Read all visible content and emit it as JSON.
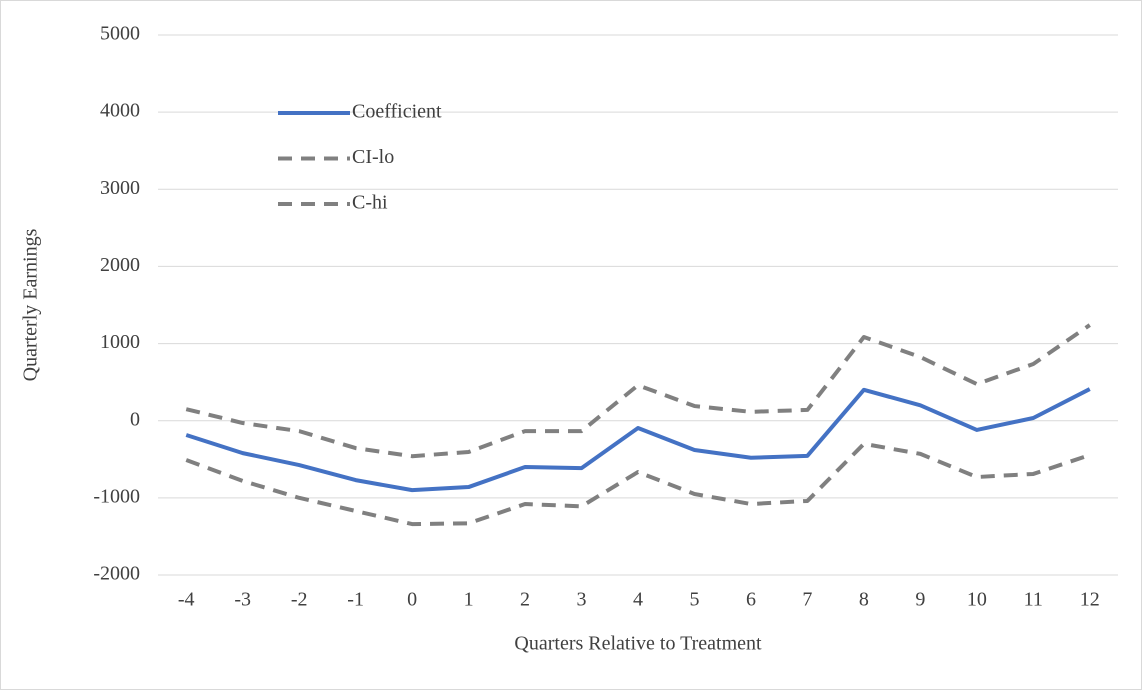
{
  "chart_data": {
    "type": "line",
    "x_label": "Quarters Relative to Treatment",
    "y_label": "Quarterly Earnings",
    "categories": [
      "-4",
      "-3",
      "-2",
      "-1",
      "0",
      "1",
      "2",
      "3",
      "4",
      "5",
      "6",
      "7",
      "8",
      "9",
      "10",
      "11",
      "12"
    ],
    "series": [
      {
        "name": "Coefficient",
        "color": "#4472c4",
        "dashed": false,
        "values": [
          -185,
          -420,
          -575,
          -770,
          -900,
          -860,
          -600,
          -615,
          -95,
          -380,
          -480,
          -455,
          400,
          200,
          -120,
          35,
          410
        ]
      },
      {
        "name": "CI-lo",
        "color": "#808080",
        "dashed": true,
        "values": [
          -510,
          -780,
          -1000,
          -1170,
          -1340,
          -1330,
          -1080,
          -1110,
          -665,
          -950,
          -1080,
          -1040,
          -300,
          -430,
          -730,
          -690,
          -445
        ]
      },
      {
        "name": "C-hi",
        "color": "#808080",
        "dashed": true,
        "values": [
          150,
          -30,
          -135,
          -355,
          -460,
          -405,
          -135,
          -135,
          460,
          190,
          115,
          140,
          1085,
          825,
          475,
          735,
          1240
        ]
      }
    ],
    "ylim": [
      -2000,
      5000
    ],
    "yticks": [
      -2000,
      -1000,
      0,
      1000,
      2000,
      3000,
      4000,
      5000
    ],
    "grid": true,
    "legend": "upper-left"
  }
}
= = = =
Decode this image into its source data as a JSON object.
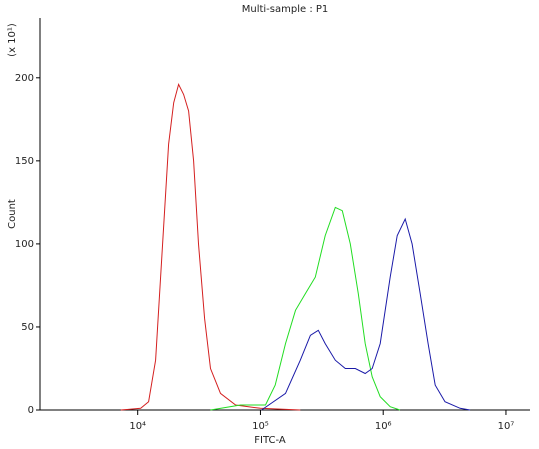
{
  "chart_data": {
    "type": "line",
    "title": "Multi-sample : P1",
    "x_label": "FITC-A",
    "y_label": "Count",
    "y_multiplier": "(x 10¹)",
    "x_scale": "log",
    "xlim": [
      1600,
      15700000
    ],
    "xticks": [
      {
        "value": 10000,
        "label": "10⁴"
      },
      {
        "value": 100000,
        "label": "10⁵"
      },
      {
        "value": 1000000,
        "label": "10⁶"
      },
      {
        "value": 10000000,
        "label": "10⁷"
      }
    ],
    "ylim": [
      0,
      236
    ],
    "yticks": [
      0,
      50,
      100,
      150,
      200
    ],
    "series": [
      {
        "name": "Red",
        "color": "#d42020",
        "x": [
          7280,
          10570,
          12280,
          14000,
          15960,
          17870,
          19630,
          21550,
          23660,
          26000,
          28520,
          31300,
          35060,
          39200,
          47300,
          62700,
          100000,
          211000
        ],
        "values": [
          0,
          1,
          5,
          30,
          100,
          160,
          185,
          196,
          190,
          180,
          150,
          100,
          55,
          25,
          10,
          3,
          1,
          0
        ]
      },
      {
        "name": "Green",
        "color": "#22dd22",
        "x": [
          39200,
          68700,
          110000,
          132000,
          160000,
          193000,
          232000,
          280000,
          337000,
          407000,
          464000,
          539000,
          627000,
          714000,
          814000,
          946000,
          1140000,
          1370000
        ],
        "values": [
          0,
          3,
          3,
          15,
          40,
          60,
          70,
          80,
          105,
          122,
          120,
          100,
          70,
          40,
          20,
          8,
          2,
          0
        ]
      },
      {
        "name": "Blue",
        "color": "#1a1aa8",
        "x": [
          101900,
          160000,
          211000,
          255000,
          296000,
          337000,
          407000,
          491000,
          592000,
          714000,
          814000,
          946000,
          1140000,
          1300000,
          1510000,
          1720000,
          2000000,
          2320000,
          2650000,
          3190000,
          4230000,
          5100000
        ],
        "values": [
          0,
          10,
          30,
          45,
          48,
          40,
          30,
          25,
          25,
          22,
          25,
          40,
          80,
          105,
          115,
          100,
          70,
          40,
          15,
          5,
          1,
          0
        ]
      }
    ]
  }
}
= = = =
Your answer should be only the number of lines that hold the word "JSON".

2